AVAILABLE RECORDS →
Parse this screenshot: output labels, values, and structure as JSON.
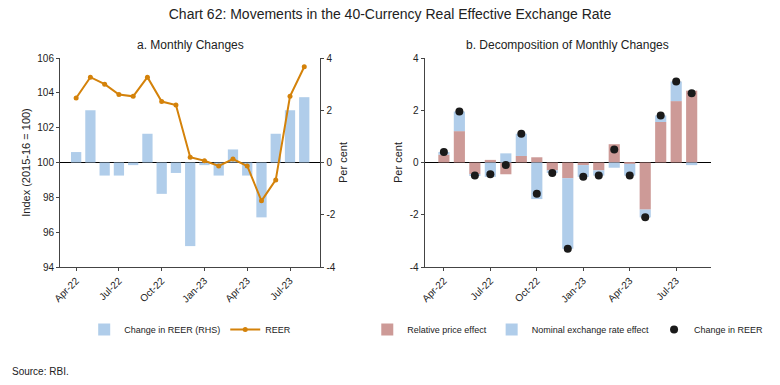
{
  "title": "Chart 62: Movements in the 40-Currency Real Effective Exchange Rate",
  "annotations": [
    "Source: RBI."
  ],
  "chart_data": [
    {
      "type": "bar",
      "title": "a. Monthly Changes",
      "categories": [
        "Apr-22",
        null,
        null,
        "Jul-22",
        null,
        null,
        "Oct-22",
        null,
        null,
        "Jan-23",
        null,
        null,
        "Apr-23",
        null,
        null,
        "Jul-23",
        null
      ],
      "series": [
        {
          "name": "Change in REER (RHS)",
          "type": "bar",
          "color": "#a8c8e8",
          "axis": "y2",
          "values": [
            0.4,
            2.0,
            -0.5,
            -0.5,
            -0.1,
            1.1,
            -1.2,
            -0.4,
            -3.2,
            -0.1,
            -0.5,
            0.5,
            -0.5,
            -2.1,
            1.1,
            2.0,
            2.5
          ]
        },
        {
          "name": "REER",
          "type": "line",
          "color": "#d4820a",
          "marker": "circle",
          "values": [
            103.7,
            104.9,
            104.5,
            103.9,
            103.8,
            104.9,
            103.5,
            103.3,
            100.3,
            100.1,
            99.8,
            100.2,
            99.8,
            97.8,
            99.0,
            103.8,
            105.5
          ]
        }
      ],
      "ylabel": "Index (2015-16 = 100)",
      "y2label": "Per cent",
      "ylim": [
        94,
        106
      ],
      "yticks": [
        94,
        96,
        98,
        100,
        102,
        104,
        106
      ],
      "y2lim": [
        -4,
        4
      ],
      "y2ticks": [
        -4,
        -2,
        0,
        2,
        4
      ],
      "grid": false,
      "legend": "bottom"
    },
    {
      "type": "bar",
      "title": "b. Decomposition of Monthly Changes",
      "categories": [
        "Apr-22",
        null,
        null,
        "Jul-22",
        null,
        null,
        "Oct-22",
        null,
        null,
        "Jan-23",
        null,
        null,
        "Apr-23",
        null,
        null,
        "Jul-23",
        null
      ],
      "stacked": true,
      "series": [
        {
          "name": "Relative price effect",
          "type": "bar",
          "color": "#c8908c",
          "values": [
            0.3,
            1.2,
            -0.45,
            0.1,
            -0.45,
            0.25,
            0.2,
            -0.3,
            -0.6,
            -0.1,
            -0.3,
            0.7,
            -0.05,
            -1.8,
            1.55,
            2.35,
            2.75
          ]
        },
        {
          "name": "Nominal exchange rate effect",
          "type": "bar",
          "color": "#a8c8e8",
          "values": [
            0.1,
            0.75,
            -0.05,
            -0.55,
            0.35,
            0.85,
            -1.4,
            -0.1,
            -2.7,
            -0.45,
            -0.2,
            -0.2,
            -0.45,
            -0.3,
            0.25,
            0.75,
            -0.1
          ]
        },
        {
          "name": "Change in REER",
          "type": "scatter",
          "color": "#1a1a1a",
          "marker": "circle",
          "values": [
            0.4,
            1.95,
            -0.5,
            -0.45,
            -0.1,
            1.1,
            -1.2,
            -0.4,
            -3.3,
            -0.55,
            -0.5,
            0.5,
            -0.5,
            -2.1,
            1.8,
            3.1,
            2.65
          ]
        }
      ],
      "ylabel": "Per cent",
      "ylim": [
        -4,
        4
      ],
      "yticks": [
        -4,
        -2,
        0,
        2,
        4
      ],
      "grid": false,
      "legend": "bottom"
    }
  ]
}
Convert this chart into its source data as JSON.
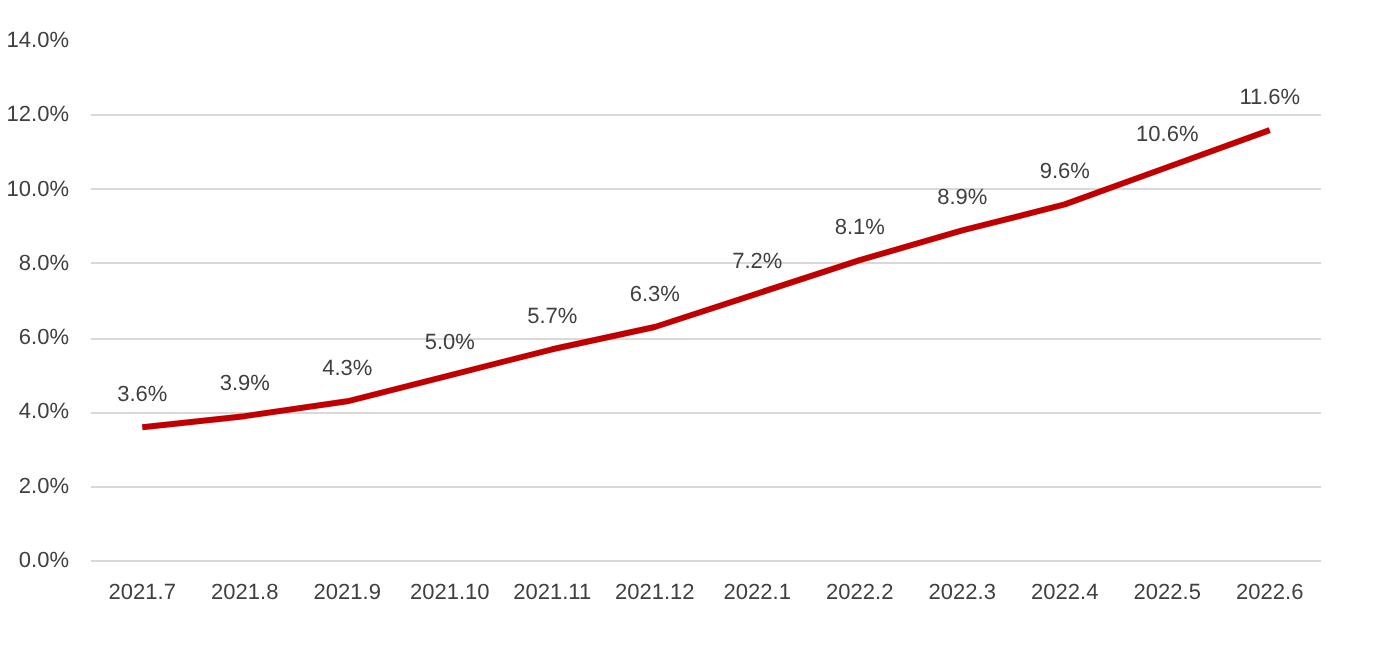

WORK TO BE COMPLETED →
Nothing in the entries should change as you copy them, except that the pictures are left out.

TASK RESULT →
Parse this screenshot: output labels, values, and structure as JSON.
{
  "title": "Chart 62: Movements in the 40-Currency Real Effective Exchange Rate",
  "annotations": [
    "Source: RBI."
  ],
  "chart_data": [
    {
      "type": "bar",
      "title": "a. Monthly Changes",
      "categories": [
        "Apr-22",
        null,
        null,
        "Jul-22",
        null,
        null,
        "Oct-22",
        null,
        null,
        "Jan-23",
        null,
        null,
        "Apr-23",
        null,
        null,
        "Jul-23",
        null
      ],
      "series": [
        {
          "name": "Change in REER (RHS)",
          "type": "bar",
          "color": "#a8c8e8",
          "axis": "y2",
          "values": [
            0.4,
            2.0,
            -0.5,
            -0.5,
            -0.1,
            1.1,
            -1.2,
            -0.4,
            -3.2,
            -0.1,
            -0.5,
            0.5,
            -0.5,
            -2.1,
            1.1,
            2.0,
            2.5
          ]
        },
        {
          "name": "REER",
          "type": "line",
          "color": "#d4820a",
          "marker": "circle",
          "values": [
            103.7,
            104.9,
            104.5,
            103.9,
            103.8,
            104.9,
            103.5,
            103.3,
            100.3,
            100.1,
            99.8,
            100.2,
            99.8,
            97.8,
            99.0,
            103.8,
            105.5
          ]
        }
      ],
      "ylabel": "Index (2015-16 = 100)",
      "y2label": "Per cent",
      "ylim": [
        94,
        106
      ],
      "yticks": [
        94,
        96,
        98,
        100,
        102,
        104,
        106
      ],
      "y2lim": [
        -4,
        4
      ],
      "y2ticks": [
        -4,
        -2,
        0,
        2,
        4
      ],
      "grid": false,
      "legend": "bottom"
    },
    {
      "type": "bar",
      "title": "b. Decomposition of Monthly Changes",
      "categories": [
        "Apr-22",
        null,
        null,
        "Jul-22",
        null,
        null,
        "Oct-22",
        null,
        null,
        "Jan-23",
        null,
        null,
        "Apr-23",
        null,
        null,
        "Jul-23",
        null
      ],
      "stacked": true,
      "series": [
        {
          "name": "Relative price effect",
          "type": "bar",
          "color": "#c8908c",
          "values": [
            0.3,
            1.2,
            -0.45,
            0.1,
            -0.45,
            0.25,
            0.2,
            -0.3,
            -0.6,
            -0.1,
            -0.3,
            0.7,
            -0.05,
            -1.8,
            1.55,
            2.35,
            2.75
          ]
        },
        {
          "name": "Nominal exchange rate effect",
          "type": "bar",
          "color": "#a8c8e8",
          "values": [
            0.1,
            0.75,
            -0.05,
            -0.55,
            0.35,
            0.85,
            -1.4,
            -0.1,
            -2.7,
            -0.45,
            -0.2,
            -0.2,
            -0.45,
            -0.3,
            0.25,
            0.75,
            -0.1
          ]
        },
        {
          "name": "Change in REER",
          "type": "scatter",
          "color": "#1a1a1a",
          "marker": "circle",
          "values": [
            0.4,
            1.95,
            -0.5,
            -0.45,
            -0.1,
            1.1,
            -1.2,
            -0.4,
            -3.3,
            -0.55,
            -0.5,
            0.5,
            -0.5,
            -2.1,
            1.8,
            3.1,
            2.65
          ]
        }
      ],
      "ylabel": "Per cent",
      "ylim": [
        -4,
        4
      ],
      "yticks": [
        -4,
        -2,
        0,
        2,
        4
      ],
      "grid": false,
      "legend": "bottom"
    }
  ]
}
Convert this chart into its source data as JSON.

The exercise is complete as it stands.